▸ **What is required**
Your answer should be a single number: the count of lines that hold the word "this".

▸ **Items**

"""

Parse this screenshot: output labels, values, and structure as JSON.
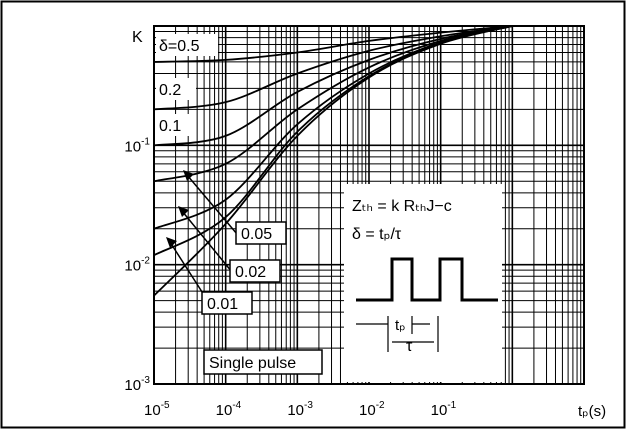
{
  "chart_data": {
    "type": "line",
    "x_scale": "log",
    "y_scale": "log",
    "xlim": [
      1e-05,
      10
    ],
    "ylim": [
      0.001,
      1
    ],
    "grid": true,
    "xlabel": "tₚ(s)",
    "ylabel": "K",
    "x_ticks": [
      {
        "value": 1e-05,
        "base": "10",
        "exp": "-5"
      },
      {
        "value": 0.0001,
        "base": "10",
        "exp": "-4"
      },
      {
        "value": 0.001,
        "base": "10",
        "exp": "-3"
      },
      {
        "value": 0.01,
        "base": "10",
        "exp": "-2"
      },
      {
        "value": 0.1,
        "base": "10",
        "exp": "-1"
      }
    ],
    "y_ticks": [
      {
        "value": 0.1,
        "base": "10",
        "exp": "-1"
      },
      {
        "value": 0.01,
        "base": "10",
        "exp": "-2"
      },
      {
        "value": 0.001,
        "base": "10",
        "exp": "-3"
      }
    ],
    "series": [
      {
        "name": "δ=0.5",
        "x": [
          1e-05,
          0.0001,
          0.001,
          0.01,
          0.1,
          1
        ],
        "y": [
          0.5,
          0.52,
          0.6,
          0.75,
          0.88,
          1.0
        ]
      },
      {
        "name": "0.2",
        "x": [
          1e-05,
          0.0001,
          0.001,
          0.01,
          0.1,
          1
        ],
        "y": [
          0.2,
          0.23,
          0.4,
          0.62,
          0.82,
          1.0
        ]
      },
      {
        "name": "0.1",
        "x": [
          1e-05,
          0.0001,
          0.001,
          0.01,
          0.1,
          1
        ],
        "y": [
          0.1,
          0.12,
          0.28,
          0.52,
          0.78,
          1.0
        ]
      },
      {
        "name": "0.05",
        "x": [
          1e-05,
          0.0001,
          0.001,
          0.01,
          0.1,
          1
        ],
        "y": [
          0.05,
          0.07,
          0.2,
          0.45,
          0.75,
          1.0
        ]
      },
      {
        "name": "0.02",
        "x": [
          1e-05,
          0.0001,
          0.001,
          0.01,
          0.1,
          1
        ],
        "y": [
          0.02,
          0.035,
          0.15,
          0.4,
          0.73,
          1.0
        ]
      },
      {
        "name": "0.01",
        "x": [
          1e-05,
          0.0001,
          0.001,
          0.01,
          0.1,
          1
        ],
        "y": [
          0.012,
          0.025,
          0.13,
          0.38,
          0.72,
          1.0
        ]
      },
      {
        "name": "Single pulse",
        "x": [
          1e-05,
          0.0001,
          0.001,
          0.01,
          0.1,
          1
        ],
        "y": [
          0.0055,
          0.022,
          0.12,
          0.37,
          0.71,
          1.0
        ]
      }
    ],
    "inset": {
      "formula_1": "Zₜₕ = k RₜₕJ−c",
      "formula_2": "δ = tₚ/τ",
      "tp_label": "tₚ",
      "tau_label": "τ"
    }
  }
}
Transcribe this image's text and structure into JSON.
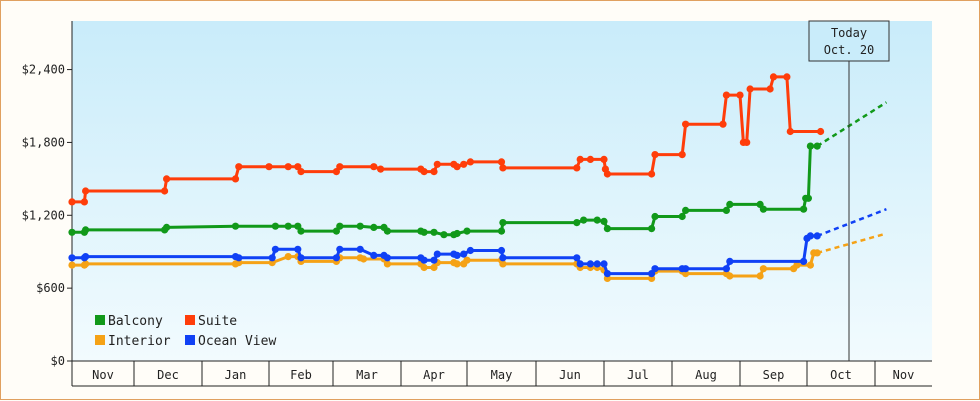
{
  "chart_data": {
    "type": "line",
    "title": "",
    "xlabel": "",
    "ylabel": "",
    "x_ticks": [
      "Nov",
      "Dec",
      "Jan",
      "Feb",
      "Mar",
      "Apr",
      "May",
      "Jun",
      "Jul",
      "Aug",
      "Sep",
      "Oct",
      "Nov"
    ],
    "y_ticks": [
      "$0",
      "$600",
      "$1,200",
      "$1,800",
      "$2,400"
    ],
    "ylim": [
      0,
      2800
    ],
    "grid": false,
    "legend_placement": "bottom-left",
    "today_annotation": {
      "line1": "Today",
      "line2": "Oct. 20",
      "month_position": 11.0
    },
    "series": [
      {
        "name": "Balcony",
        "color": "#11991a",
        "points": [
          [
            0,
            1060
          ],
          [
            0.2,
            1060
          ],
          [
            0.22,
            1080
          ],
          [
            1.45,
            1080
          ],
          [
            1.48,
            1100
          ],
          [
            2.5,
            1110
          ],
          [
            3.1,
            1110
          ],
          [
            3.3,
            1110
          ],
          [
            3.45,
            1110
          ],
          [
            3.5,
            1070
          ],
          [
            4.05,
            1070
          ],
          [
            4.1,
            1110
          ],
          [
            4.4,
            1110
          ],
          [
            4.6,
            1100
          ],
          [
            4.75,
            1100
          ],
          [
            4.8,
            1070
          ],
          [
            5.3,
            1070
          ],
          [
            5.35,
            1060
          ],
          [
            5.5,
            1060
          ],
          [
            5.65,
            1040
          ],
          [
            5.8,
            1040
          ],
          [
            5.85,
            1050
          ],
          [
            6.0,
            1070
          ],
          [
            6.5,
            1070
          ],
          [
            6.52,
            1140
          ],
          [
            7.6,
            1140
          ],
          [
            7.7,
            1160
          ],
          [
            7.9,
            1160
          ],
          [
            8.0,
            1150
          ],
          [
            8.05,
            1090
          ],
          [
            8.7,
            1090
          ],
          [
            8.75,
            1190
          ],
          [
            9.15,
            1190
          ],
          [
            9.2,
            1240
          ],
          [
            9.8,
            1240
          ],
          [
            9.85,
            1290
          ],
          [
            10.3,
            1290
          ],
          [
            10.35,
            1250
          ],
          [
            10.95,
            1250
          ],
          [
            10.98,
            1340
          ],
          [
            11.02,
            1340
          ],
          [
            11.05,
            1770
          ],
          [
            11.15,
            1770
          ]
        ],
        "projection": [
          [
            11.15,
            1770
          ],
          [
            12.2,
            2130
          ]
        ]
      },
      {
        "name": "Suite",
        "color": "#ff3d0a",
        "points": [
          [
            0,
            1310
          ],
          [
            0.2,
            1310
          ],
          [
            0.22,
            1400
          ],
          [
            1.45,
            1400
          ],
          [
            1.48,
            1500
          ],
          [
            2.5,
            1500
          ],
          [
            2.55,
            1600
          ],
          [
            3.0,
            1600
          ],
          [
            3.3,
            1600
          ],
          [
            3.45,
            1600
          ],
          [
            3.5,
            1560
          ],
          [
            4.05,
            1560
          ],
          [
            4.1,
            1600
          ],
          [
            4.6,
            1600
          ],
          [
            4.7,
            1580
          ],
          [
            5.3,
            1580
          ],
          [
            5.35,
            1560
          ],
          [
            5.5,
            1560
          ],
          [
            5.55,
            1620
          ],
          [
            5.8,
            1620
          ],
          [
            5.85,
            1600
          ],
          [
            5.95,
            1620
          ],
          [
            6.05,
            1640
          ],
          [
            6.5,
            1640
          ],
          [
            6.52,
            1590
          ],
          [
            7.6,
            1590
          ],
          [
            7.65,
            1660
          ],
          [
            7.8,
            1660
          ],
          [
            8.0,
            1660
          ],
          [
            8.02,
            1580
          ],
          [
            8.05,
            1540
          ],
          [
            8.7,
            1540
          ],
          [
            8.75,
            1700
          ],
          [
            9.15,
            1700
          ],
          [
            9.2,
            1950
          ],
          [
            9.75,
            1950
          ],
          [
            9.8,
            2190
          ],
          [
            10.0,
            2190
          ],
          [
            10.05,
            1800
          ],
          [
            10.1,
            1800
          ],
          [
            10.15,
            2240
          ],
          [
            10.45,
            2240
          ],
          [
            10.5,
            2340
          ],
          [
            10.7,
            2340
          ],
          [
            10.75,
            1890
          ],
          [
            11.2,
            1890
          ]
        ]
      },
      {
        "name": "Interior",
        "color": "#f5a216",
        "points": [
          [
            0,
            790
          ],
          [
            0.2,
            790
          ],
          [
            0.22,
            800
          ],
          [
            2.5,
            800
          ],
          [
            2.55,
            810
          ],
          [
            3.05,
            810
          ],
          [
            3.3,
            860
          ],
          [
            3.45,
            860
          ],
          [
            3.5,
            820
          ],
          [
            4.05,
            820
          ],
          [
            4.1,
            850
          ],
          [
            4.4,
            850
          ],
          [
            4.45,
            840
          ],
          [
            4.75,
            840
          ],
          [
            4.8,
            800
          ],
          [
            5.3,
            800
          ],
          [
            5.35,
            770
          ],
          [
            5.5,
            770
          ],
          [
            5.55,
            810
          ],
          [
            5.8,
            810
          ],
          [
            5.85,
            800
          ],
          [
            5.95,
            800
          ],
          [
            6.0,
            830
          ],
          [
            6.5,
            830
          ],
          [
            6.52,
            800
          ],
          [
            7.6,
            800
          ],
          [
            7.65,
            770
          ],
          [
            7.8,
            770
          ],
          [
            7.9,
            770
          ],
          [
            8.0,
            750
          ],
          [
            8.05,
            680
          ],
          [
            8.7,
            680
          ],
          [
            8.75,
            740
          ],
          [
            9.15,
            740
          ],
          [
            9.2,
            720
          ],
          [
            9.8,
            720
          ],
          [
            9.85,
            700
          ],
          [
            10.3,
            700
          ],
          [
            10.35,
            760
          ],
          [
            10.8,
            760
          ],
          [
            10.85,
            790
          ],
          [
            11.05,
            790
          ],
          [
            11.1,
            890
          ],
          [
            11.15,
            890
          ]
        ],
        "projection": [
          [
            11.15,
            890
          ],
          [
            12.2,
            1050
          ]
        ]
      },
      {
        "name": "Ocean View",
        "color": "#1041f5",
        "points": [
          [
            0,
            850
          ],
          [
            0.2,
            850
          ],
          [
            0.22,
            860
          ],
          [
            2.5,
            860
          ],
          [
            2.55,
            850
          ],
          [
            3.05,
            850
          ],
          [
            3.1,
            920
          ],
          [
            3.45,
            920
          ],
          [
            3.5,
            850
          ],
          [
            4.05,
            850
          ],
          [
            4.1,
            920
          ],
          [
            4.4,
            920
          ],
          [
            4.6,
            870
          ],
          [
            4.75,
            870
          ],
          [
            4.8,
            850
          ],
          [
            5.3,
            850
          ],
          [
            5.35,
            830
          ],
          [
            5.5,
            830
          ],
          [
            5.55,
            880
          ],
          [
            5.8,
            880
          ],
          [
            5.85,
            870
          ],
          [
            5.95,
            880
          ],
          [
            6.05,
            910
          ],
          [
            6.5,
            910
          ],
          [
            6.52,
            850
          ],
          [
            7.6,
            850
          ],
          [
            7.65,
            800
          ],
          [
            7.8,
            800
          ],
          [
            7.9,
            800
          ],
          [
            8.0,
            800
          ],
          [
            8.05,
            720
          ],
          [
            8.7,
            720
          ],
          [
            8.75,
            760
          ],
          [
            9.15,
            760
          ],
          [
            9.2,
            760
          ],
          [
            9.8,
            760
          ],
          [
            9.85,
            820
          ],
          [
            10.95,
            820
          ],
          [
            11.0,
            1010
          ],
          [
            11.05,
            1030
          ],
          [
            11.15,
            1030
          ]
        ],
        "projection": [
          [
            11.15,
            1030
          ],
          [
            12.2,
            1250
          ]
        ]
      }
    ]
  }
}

"""

▸ **Completed exercise**
2